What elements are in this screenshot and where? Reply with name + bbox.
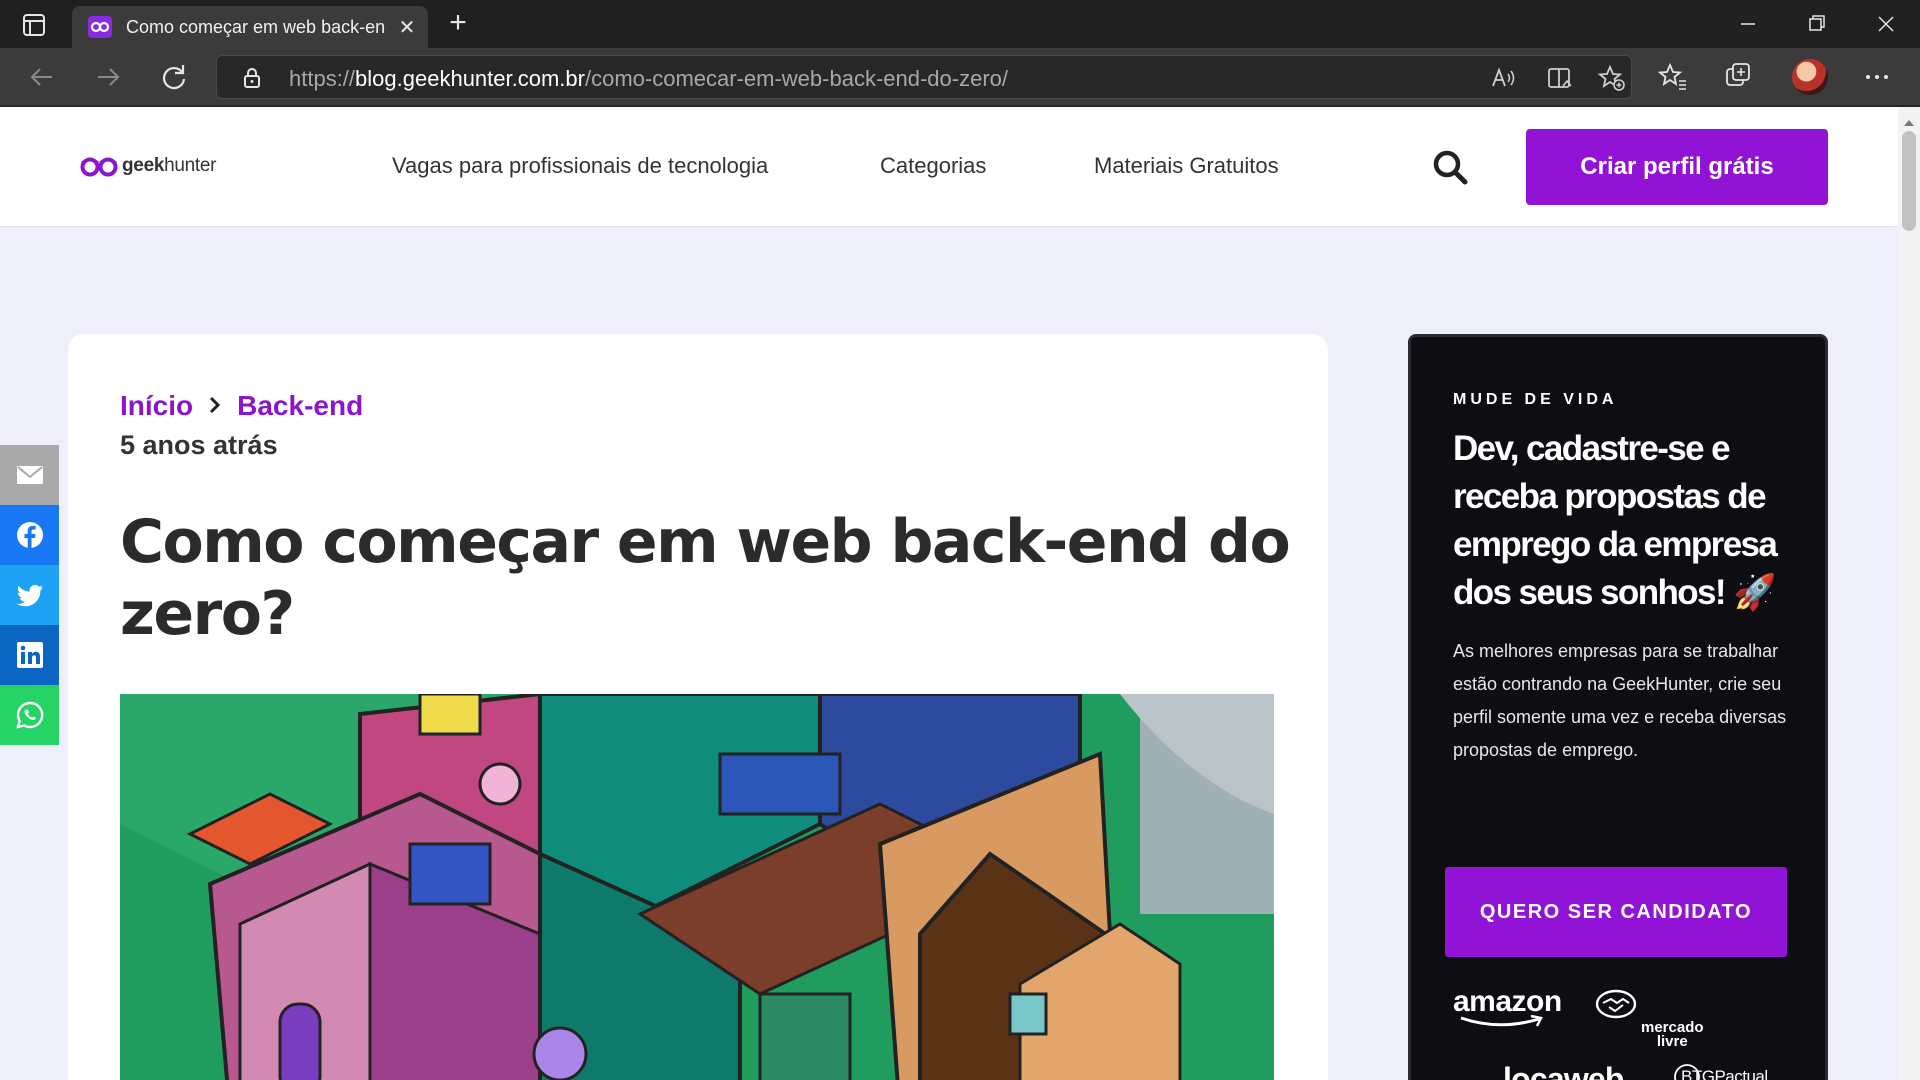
☆ ☆ ☆ ☆
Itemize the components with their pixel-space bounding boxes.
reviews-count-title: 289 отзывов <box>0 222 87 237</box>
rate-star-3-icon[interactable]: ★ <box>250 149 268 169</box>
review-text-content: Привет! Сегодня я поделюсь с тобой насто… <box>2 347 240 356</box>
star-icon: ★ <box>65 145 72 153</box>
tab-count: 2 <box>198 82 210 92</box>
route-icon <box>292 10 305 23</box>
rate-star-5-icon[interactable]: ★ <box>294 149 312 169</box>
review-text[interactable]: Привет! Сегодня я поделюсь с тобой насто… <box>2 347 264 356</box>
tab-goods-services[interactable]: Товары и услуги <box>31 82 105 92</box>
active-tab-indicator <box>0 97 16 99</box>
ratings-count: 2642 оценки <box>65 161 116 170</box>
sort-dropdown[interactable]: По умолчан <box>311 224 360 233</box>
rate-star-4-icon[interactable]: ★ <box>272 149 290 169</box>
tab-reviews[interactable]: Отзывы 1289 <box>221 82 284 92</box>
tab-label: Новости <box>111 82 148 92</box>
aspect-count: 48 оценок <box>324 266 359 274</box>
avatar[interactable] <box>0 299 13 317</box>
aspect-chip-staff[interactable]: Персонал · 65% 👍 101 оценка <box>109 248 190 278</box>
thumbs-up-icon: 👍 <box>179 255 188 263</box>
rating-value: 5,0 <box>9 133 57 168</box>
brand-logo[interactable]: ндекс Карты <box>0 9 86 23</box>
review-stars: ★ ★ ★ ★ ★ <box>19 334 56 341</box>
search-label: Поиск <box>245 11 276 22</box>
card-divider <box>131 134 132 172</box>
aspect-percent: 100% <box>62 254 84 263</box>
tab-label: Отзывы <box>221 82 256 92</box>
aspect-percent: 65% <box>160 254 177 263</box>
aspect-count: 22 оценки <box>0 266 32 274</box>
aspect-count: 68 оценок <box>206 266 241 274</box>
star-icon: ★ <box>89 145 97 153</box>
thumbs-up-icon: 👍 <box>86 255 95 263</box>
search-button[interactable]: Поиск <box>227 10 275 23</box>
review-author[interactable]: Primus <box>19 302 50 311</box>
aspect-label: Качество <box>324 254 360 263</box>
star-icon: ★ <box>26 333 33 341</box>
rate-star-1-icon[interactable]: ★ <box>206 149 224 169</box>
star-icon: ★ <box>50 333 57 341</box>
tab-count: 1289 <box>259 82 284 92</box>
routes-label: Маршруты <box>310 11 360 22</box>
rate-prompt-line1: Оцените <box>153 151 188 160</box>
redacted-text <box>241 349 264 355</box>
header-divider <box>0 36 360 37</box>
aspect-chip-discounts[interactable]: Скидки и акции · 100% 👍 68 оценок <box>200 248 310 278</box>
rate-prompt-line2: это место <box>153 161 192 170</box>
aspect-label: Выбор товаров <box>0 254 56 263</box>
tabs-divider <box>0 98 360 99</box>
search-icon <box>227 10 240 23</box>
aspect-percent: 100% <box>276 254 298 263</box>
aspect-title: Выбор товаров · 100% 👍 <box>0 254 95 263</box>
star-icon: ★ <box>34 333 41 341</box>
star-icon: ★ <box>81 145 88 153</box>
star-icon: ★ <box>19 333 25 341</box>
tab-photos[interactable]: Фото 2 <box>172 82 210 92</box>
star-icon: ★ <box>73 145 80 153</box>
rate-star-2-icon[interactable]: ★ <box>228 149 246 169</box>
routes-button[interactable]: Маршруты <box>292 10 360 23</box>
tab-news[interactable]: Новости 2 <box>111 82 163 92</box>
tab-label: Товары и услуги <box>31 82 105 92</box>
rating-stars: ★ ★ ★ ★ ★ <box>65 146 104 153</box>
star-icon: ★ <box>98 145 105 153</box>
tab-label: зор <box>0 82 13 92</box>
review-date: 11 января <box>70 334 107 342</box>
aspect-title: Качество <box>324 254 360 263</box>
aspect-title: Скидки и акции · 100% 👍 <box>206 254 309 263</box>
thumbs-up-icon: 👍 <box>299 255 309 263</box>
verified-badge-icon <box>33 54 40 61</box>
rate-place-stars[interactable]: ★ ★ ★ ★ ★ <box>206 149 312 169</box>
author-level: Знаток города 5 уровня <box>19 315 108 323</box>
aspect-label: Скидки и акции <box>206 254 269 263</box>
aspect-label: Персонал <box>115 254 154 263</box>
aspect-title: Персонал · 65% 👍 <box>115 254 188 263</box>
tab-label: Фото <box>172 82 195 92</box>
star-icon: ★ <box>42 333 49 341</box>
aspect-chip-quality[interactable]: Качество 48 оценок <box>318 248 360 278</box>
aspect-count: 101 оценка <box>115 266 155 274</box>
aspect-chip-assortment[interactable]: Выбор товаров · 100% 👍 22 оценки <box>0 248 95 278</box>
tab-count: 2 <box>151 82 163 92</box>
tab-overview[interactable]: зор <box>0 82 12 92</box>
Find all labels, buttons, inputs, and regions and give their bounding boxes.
☆ ☆ ☆ ☆
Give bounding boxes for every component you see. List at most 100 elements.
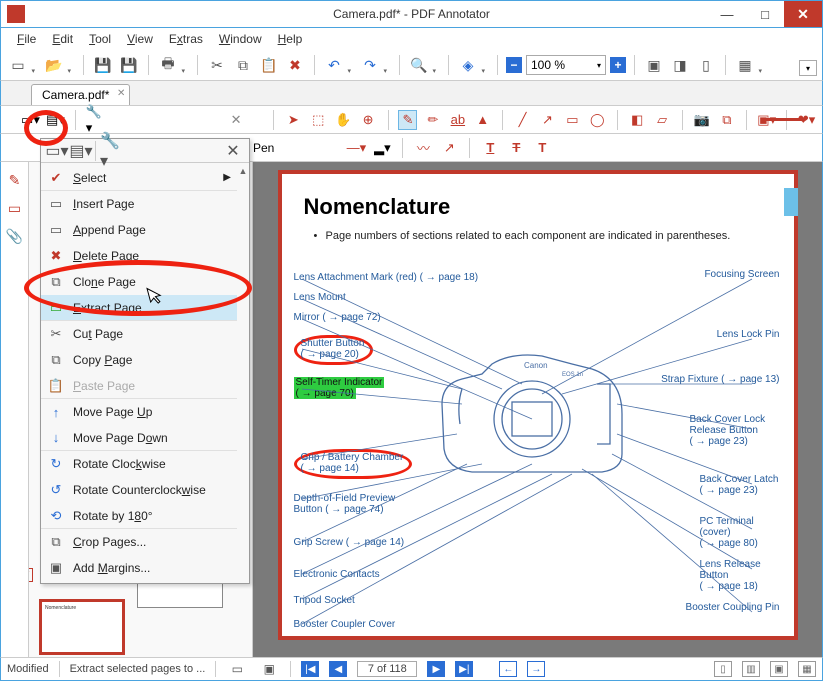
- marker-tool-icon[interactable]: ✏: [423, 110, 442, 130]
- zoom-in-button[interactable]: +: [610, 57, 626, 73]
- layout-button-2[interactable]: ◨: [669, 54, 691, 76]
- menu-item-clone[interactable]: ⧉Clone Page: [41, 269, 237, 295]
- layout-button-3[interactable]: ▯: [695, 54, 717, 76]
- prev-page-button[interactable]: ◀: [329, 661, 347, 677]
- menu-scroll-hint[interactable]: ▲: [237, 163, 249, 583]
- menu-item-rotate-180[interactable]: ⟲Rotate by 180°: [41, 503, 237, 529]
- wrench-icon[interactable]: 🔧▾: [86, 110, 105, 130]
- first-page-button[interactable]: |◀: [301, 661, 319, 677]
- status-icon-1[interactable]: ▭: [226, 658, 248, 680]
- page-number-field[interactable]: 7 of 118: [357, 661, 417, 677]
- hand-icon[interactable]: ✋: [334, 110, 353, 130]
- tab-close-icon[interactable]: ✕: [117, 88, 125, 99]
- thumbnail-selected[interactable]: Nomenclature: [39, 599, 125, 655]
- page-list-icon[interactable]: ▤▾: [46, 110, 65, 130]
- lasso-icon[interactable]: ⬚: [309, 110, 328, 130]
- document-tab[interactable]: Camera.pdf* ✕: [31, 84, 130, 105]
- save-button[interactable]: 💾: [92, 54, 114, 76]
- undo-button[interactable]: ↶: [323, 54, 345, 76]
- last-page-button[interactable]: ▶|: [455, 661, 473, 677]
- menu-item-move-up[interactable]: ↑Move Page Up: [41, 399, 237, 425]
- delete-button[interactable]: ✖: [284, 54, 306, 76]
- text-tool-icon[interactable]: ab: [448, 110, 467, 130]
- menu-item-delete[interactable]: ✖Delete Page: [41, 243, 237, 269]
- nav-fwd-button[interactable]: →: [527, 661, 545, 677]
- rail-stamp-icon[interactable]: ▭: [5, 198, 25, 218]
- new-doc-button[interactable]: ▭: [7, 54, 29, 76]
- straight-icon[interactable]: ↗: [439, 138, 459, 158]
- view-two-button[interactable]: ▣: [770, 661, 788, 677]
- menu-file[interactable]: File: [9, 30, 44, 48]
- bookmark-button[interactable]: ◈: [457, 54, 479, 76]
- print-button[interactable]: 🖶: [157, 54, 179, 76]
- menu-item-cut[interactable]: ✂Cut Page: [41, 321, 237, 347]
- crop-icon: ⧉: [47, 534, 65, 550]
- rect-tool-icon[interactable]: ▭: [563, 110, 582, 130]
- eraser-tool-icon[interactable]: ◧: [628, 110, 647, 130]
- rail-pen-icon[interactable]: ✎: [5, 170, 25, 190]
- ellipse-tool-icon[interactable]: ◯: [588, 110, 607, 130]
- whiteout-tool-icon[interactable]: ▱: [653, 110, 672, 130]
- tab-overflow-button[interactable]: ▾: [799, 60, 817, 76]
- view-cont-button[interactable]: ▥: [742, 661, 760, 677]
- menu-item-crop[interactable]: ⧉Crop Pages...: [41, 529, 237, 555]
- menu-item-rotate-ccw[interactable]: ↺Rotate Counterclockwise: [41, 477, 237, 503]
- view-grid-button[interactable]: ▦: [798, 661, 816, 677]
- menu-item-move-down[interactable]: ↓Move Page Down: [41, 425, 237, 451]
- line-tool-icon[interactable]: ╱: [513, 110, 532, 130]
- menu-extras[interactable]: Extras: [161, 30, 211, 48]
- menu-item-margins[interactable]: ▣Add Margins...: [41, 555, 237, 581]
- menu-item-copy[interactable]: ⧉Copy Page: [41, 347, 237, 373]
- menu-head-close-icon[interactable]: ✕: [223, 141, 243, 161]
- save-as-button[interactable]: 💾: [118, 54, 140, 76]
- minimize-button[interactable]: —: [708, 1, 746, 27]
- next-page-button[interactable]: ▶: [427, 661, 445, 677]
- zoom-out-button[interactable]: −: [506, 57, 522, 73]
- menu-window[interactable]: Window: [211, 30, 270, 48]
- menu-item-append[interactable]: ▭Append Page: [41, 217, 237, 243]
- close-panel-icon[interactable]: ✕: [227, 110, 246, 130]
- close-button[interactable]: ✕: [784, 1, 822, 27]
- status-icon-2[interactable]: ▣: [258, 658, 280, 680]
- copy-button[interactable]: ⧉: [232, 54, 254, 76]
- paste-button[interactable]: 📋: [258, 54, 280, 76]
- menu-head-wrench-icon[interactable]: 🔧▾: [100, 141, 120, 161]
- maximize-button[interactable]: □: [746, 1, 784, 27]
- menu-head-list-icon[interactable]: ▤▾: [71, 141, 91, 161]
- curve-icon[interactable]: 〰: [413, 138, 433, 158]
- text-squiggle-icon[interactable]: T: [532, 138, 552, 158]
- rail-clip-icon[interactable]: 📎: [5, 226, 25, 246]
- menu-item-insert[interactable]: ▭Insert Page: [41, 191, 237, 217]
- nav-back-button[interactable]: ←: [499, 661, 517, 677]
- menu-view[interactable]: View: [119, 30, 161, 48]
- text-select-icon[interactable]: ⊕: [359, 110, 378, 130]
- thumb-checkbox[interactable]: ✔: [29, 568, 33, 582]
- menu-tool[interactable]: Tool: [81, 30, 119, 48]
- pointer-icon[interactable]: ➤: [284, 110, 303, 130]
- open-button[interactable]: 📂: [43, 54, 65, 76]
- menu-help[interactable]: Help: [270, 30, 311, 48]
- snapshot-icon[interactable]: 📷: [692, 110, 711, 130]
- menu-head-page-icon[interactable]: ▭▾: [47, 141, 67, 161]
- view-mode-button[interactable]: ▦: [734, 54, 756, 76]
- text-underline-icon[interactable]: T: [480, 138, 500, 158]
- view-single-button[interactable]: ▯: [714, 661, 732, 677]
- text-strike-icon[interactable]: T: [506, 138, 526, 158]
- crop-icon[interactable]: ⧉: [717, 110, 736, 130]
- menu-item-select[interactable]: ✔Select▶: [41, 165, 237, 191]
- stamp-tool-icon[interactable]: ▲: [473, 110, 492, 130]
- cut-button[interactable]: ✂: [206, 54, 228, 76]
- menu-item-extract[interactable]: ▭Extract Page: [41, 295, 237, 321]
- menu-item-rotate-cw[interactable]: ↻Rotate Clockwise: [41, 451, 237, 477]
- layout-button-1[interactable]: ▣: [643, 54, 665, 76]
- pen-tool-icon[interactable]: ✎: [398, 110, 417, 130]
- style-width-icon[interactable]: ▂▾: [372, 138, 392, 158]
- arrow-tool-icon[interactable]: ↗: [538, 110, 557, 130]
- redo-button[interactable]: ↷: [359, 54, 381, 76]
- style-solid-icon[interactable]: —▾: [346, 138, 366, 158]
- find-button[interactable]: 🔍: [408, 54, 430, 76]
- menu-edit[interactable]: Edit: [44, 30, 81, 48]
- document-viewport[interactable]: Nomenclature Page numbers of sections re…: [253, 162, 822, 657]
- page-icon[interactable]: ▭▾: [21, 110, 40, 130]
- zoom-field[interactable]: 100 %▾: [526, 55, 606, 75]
☆ ☆ ☆ ☆
GOAL ::
Reproduce verbatim the data lines from the one containing "Itemize the components" through the one containing "ratings-count: 2642 оценки", both included.

SOLUTION BELOW ::
Itemize the components with their pixel-space bounding boxes.
reviews-count-title: 289 отзывов <box>0 222 87 237</box>
rate-star-3-icon[interactable]: ★ <box>250 149 268 169</box>
review-text-content: Привет! Сегодня я поделюсь с тобой насто… <box>2 347 240 356</box>
star-icon: ★ <box>65 145 72 153</box>
tab-count: 2 <box>198 82 210 92</box>
route-icon <box>292 10 305 23</box>
rate-star-5-icon[interactable]: ★ <box>294 149 312 169</box>
review-text[interactable]: Привет! Сегодня я поделюсь с тобой насто… <box>2 347 264 356</box>
tab-goods-services[interactable]: Товары и услуги <box>31 82 105 92</box>
active-tab-indicator <box>0 97 16 99</box>
ratings-count: 2642 оценки <box>65 161 116 170</box>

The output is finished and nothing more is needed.